▶ [REQUIRED TASK]: Look through the data below and report how many lines include "rent". Only the number should be given.

Dataset rows about figures
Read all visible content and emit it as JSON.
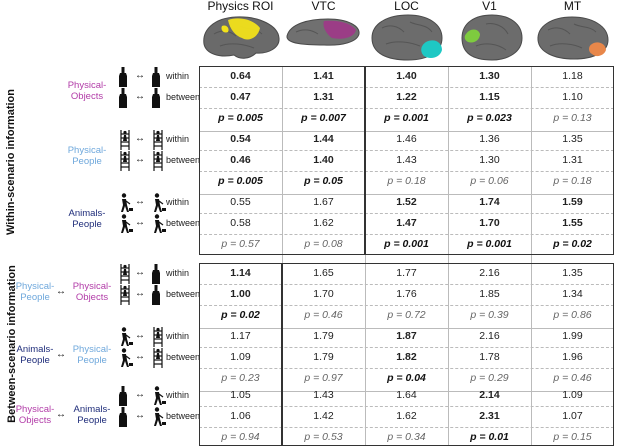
{
  "columns": [
    {
      "label": "Physics ROI",
      "color": "#f2e21a"
    },
    {
      "label": "VTC",
      "color": "#9b3d86"
    },
    {
      "label": "LOC",
      "color": "#1ec8c4"
    },
    {
      "label": "V1",
      "color": "#7ecb3f"
    },
    {
      "label": "MT",
      "color": "#e8874a"
    }
  ],
  "sections": {
    "within": "Within-scenario information",
    "between": "Between-scenario information"
  },
  "row_labels": {
    "within": "within",
    "between": "between"
  },
  "groups": [
    {
      "left": "Physical-\nObjects",
      "right": "",
      "left_class": "c-phys-obj",
      "right_class": "",
      "icon_within": "bottle ↔ bottle",
      "icon_between": "bottle ↔ bottle",
      "rows": [
        {
          "values": [
            "0.64",
            "1.41",
            "1.40",
            "1.30",
            "1.18"
          ],
          "styles": [
            "b",
            "b",
            "b",
            "b",
            ""
          ]
        },
        {
          "values": [
            "0.47",
            "1.31",
            "1.22",
            "1.15",
            "1.10"
          ],
          "styles": [
            "b",
            "b",
            "b",
            "b",
            ""
          ]
        },
        {
          "values": [
            "p = 0.005",
            "p = 0.007",
            "p = 0.001",
            "p = 0.023",
            "p = 0.13"
          ],
          "styles": [
            "bi",
            "bi",
            "bi",
            "bi",
            "i"
          ]
        }
      ]
    },
    {
      "left": "Physical-\nPeople",
      "right": "",
      "left_class": "c-phys-ppl",
      "right_class": "",
      "icon_within": "ladder ↔ ladder",
      "icon_between": "ladder ↔ ladder",
      "rows": [
        {
          "values": [
            "0.54",
            "1.44",
            "1.46",
            "1.36",
            "1.35"
          ],
          "styles": [
            "b",
            "b",
            "",
            "",
            ""
          ]
        },
        {
          "values": [
            "0.46",
            "1.40",
            "1.43",
            "1.30",
            "1.31"
          ],
          "styles": [
            "b",
            "b",
            "",
            "",
            ""
          ]
        },
        {
          "values": [
            "p = 0.005",
            "p = 0.05",
            "p = 0.18",
            "p = 0.06",
            "p = 0.18"
          ],
          "styles": [
            "bi",
            "bi",
            "i",
            "i",
            "i"
          ]
        }
      ]
    },
    {
      "left": "Animals-\nPeople",
      "right": "",
      "left_class": "c-anim-ppl",
      "right_class": "",
      "icon_within": "walker ↔ walker",
      "icon_between": "walker ↔ walker",
      "rows": [
        {
          "values": [
            "0.55",
            "1.67",
            "1.52",
            "1.74",
            "1.59"
          ],
          "styles": [
            "",
            "",
            "b",
            "b",
            "b"
          ]
        },
        {
          "values": [
            "0.58",
            "1.62",
            "1.47",
            "1.70",
            "1.55"
          ],
          "styles": [
            "",
            "",
            "b",
            "b",
            "b"
          ]
        },
        {
          "values": [
            "p = 0.57",
            "p = 0.08",
            "p = 0.001",
            "p = 0.001",
            "p = 0.02"
          ],
          "styles": [
            "i",
            "i",
            "bi",
            "bi",
            "bi"
          ]
        }
      ]
    },
    {
      "left": "Physical-\nPeople",
      "right": "Physical-\nObjects",
      "left_class": "c-phys-ppl",
      "right_class": "c-phys-obj",
      "icon_within": "ladder ↔ bottle",
      "icon_between": "ladder ↔ bottle",
      "rows": [
        {
          "values": [
            "1.14",
            "1.65",
            "1.77",
            "2.16",
            "1.35"
          ],
          "styles": [
            "b",
            "",
            "",
            "",
            ""
          ]
        },
        {
          "values": [
            "1.00",
            "1.70",
            "1.76",
            "1.85",
            "1.34"
          ],
          "styles": [
            "b",
            "",
            "",
            "",
            ""
          ]
        },
        {
          "values": [
            "p = 0.02",
            "p = 0.46",
            "p = 0.72",
            "p = 0.39",
            "p = 0.86"
          ],
          "styles": [
            "bi",
            "i",
            "i",
            "i",
            "i"
          ]
        }
      ]
    },
    {
      "left": "Animals-\nPeople",
      "right": "Physical-\nPeople",
      "left_class": "c-anim-ppl",
      "right_class": "c-phys-ppl",
      "icon_within": "walker ↔ ladder",
      "icon_between": "walker ↔ ladder",
      "rows": [
        {
          "values": [
            "1.17",
            "1.79",
            "1.87",
            "2.16",
            "1.99"
          ],
          "styles": [
            "",
            "",
            "b",
            "",
            ""
          ]
        },
        {
          "values": [
            "1.09",
            "1.79",
            "1.82",
            "1.78",
            "1.96"
          ],
          "styles": [
            "",
            "",
            "b",
            "",
            ""
          ]
        },
        {
          "values": [
            "p = 0.23",
            "p = 0.97",
            "p = 0.04",
            "p = 0.29",
            "p = 0.46"
          ],
          "styles": [
            "i",
            "i",
            "bi",
            "i",
            "i"
          ]
        }
      ]
    },
    {
      "left": "Physical-\nObjects",
      "right": "Animals-\nPeople",
      "left_class": "c-phys-obj",
      "right_class": "c-anim-ppl",
      "icon_within": "bottle ↔ walker",
      "icon_between": "bottle ↔ walker",
      "rows": [
        {
          "values": [
            "1.05",
            "1.43",
            "1.64",
            "2.14",
            "1.09"
          ],
          "styles": [
            "",
            "",
            "",
            "b",
            ""
          ]
        },
        {
          "values": [
            "1.06",
            "1.42",
            "1.62",
            "2.31",
            "1.07"
          ],
          "styles": [
            "",
            "",
            "",
            "b",
            ""
          ]
        },
        {
          "values": [
            "p = 0.94",
            "p = 0.53",
            "p = 0.34",
            "p = 0.01",
            "p = 0.15"
          ],
          "styles": [
            "i",
            "i",
            "i",
            "bi",
            "i"
          ]
        }
      ]
    }
  ]
}
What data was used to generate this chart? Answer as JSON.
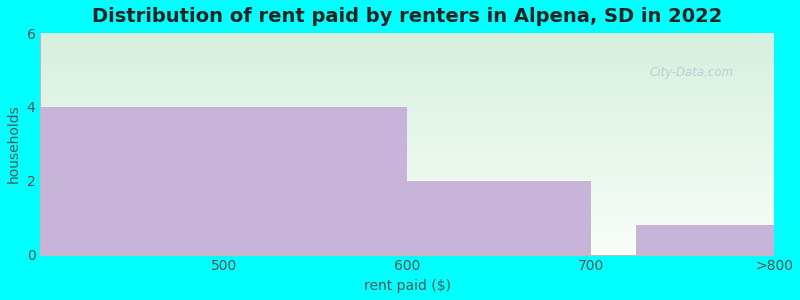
{
  "title": "Distribution of rent paid by renters in Alpena, SD in 2022",
  "xlabel": "rent paid ($)",
  "ylabel": "households",
  "bar_color": "#c8b4d8",
  "xtick_labels": [
    "500",
    "600",
    "700",
    ">800"
  ],
  "ylim": [
    0,
    6
  ],
  "ytick_positions": [
    0,
    2,
    4,
    6
  ],
  "xlim": [
    0,
    4
  ],
  "bg_outer": "#00FFFF",
  "bg_inner_top_left": "#d6f0df",
  "bg_inner_bottom_right": "#f8fef8",
  "title_fontsize": 14,
  "axis_label_fontsize": 10,
  "tick_fontsize": 10,
  "watermark_text": "City-Data.com",
  "bars": [
    {
      "x_start": 0,
      "x_end": 2,
      "height": 4
    },
    {
      "x_start": 2,
      "x_end": 3,
      "height": 2
    },
    {
      "x_start": 3,
      "x_end": 3,
      "height": 0
    },
    {
      "x_start": 3.25,
      "x_end": 4,
      "height": 0.8
    }
  ],
  "xtick_positions": [
    1,
    2,
    3,
    4
  ]
}
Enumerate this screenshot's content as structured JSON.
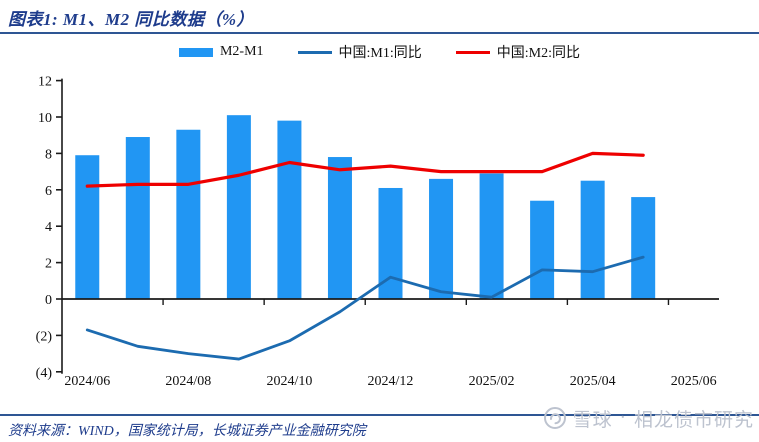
{
  "header": {
    "title": "图表1: M1、M2 同比数据（%）"
  },
  "legend": {
    "items": [
      {
        "label": "M2-M1",
        "swatch": "bar",
        "color": "#2196F3"
      },
      {
        "label": "中国:M1:同比",
        "swatch": "line",
        "color": "#1C6BB0"
      },
      {
        "label": "中国:M2:同比",
        "swatch": "line",
        "color": "#EE0000"
      }
    ]
  },
  "chart_data": {
    "type": "bar",
    "title": "M1、M2 同比数据（%）",
    "xlabel": "",
    "ylabel": "",
    "categories": [
      "2024/06",
      "2024/07",
      "2024/08",
      "2024/09",
      "2024/10",
      "2024/11",
      "2024/12",
      "2025/01",
      "2025/02",
      "2025/03",
      "2025/04",
      "2025/05"
    ],
    "series": [
      {
        "name": "M2-M1",
        "type": "bar",
        "color": "#2196F3",
        "values": [
          7.9,
          8.9,
          9.3,
          10.1,
          9.8,
          7.8,
          6.1,
          6.6,
          6.9,
          5.4,
          6.5,
          5.6
        ]
      },
      {
        "name": "中国:M1:同比",
        "type": "line",
        "color": "#1C6BB0",
        "values": [
          -1.7,
          -2.6,
          -3.0,
          -3.3,
          -2.3,
          -0.7,
          1.2,
          0.4,
          0.1,
          1.6,
          1.5,
          2.3
        ]
      },
      {
        "name": "中国:M2:同比",
        "type": "line",
        "color": "#EE0000",
        "values": [
          6.2,
          6.3,
          6.3,
          6.8,
          7.5,
          7.1,
          7.3,
          7.0,
          7.0,
          7.0,
          8.0,
          7.9
        ]
      }
    ],
    "x_tick_labels": [
      "2024/06",
      "2024/08",
      "2024/10",
      "2024/12",
      "2025/02",
      "2025/04",
      "2025/06"
    ],
    "x_slots": 13,
    "y_ticks": [
      12,
      10,
      8,
      6,
      4,
      2,
      0,
      -2,
      -4
    ],
    "y_tick_labels": [
      "12",
      "10",
      "8",
      "6",
      "4",
      "2",
      "0",
      "(2)",
      "(4)"
    ],
    "ylim": [
      -4,
      12
    ],
    "grid": "off",
    "legend_position": "top",
    "negative_label_color": "#FF0000",
    "axis_color": "#1a1a1a"
  },
  "footer": {
    "source": "资料来源：WIND，国家统计局，长城证券产业金融研究院"
  },
  "watermark": {
    "brand": "雪球",
    "separator": "·",
    "account": "相龙债市研究"
  }
}
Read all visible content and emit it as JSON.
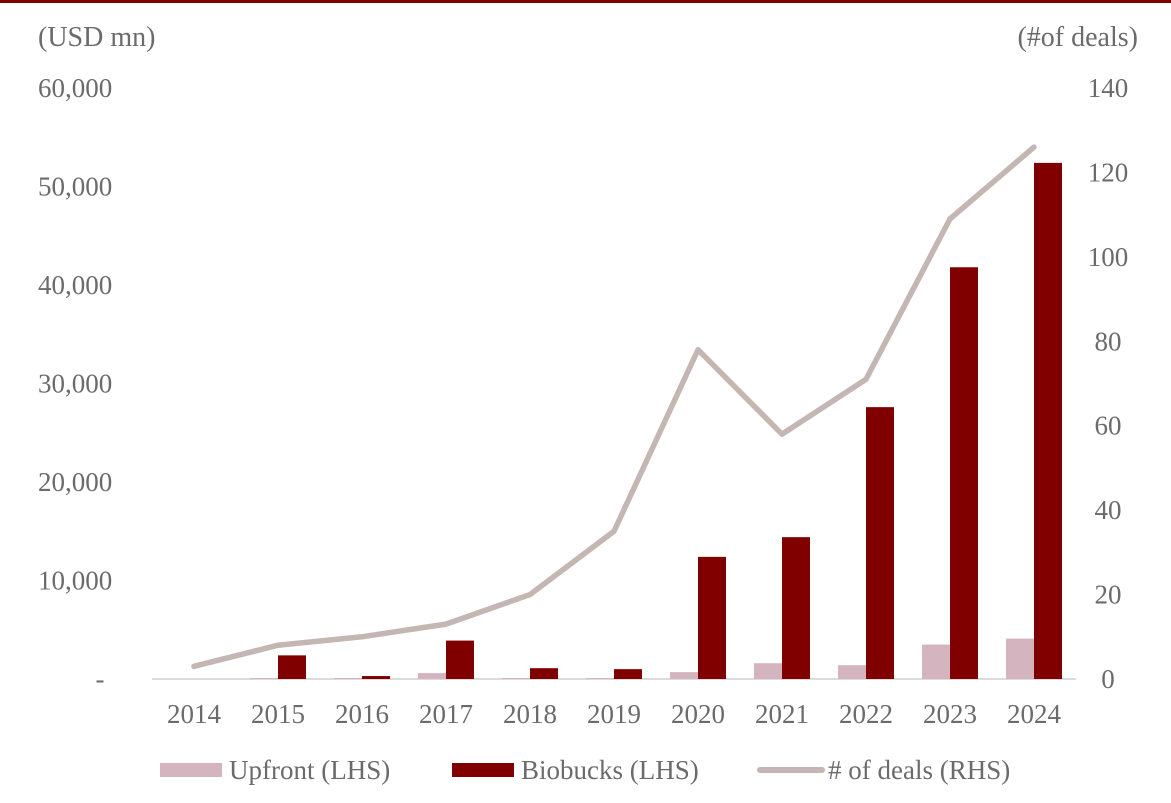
{
  "colors": {
    "upfront": "#d4b5bf",
    "biobucks": "#800000",
    "deals": "#c4b6b3",
    "axis_text": "#6b6b6b",
    "axis_line": "#cfcfcf",
    "top_rule": "#7a0000"
  },
  "chart_data": {
    "type": "bar",
    "secondary_type": "line",
    "left_unit_label": "(USD mn)",
    "right_unit_label": "(#of deals)",
    "categories": [
      "2014",
      "2015",
      "2016",
      "2017",
      "2018",
      "2019",
      "2020",
      "2021",
      "2022",
      "2023",
      "2024"
    ],
    "series": [
      {
        "name": "Upfront (LHS)",
        "axis": "left",
        "type": "bar",
        "values": [
          0,
          100,
          100,
          600,
          100,
          100,
          700,
          1600,
          1400,
          3500,
          4100
        ]
      },
      {
        "name": "Biobucks (LHS)",
        "axis": "left",
        "type": "bar",
        "values": [
          0,
          2400,
          300,
          3900,
          1100,
          1000,
          12400,
          14400,
          27600,
          41800,
          52400
        ]
      },
      {
        "name": "# of deals (RHS)",
        "axis": "right",
        "type": "line",
        "values": [
          3,
          8,
          10,
          13,
          20,
          35,
          78,
          58,
          71,
          109,
          126
        ]
      }
    ],
    "ylim_left": [
      0,
      60000
    ],
    "ylim_right": [
      0,
      140
    ],
    "yticks_left": [
      "-",
      "10,000",
      "20,000",
      "30,000",
      "40,000",
      "50,000",
      "60,000"
    ],
    "yticks_right": [
      "0",
      "20",
      "40",
      "60",
      "80",
      "100",
      "120",
      "140"
    ],
    "grid": false,
    "legend_position": "bottom"
  }
}
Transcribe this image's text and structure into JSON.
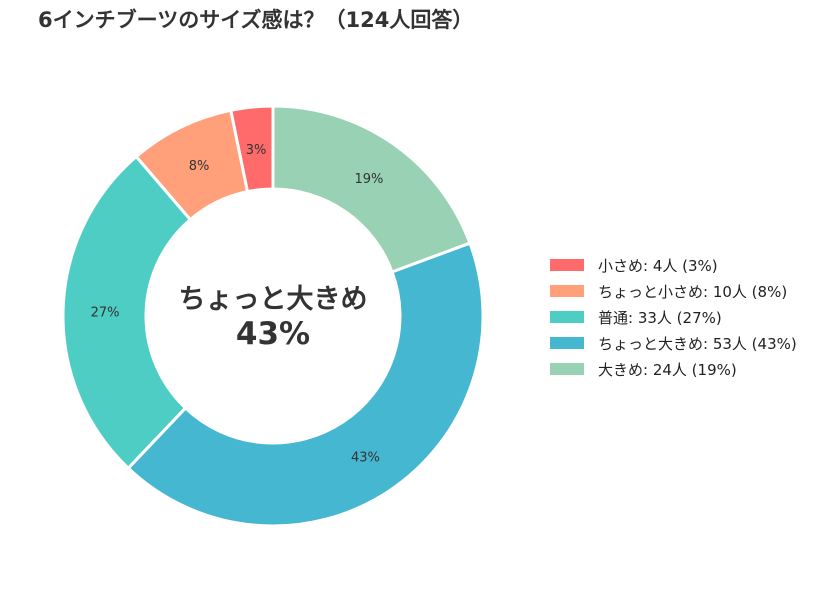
{
  "chart_data": {
    "type": "pie",
    "donut": true,
    "title": "6インチブーツのサイズ感は？（124人回答）",
    "center_label": "ちょっと大きめ",
    "center_value": "43%",
    "legend_position": "right",
    "slices": [
      {
        "label": "小さめ",
        "value": 4,
        "percent_label": "3%",
        "legend": "小さめ:  4人 (3%)",
        "color": "#FF6B6B"
      },
      {
        "label": "ちょっと小さめ",
        "value": 10,
        "percent_label": "8%",
        "legend": "ちょっと小さめ:  10人 (8%)",
        "color": "#FFA07A"
      },
      {
        "label": "普通",
        "value": 33,
        "percent_label": "27%",
        "legend": "普通:  33人 (27%)",
        "color": "#4ECDC4"
      },
      {
        "label": "ちょっと大きめ",
        "value": 53,
        "percent_label": "43%",
        "legend": "ちょっと大きめ:  53人 (43%)",
        "color": "#45B7D1"
      },
      {
        "label": "大きめ",
        "value": 24,
        "percent_label": "19%",
        "legend": "大きめ:  24人 (19%)",
        "color": "#98D1B4"
      }
    ]
  }
}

▶ [RESULT]: 2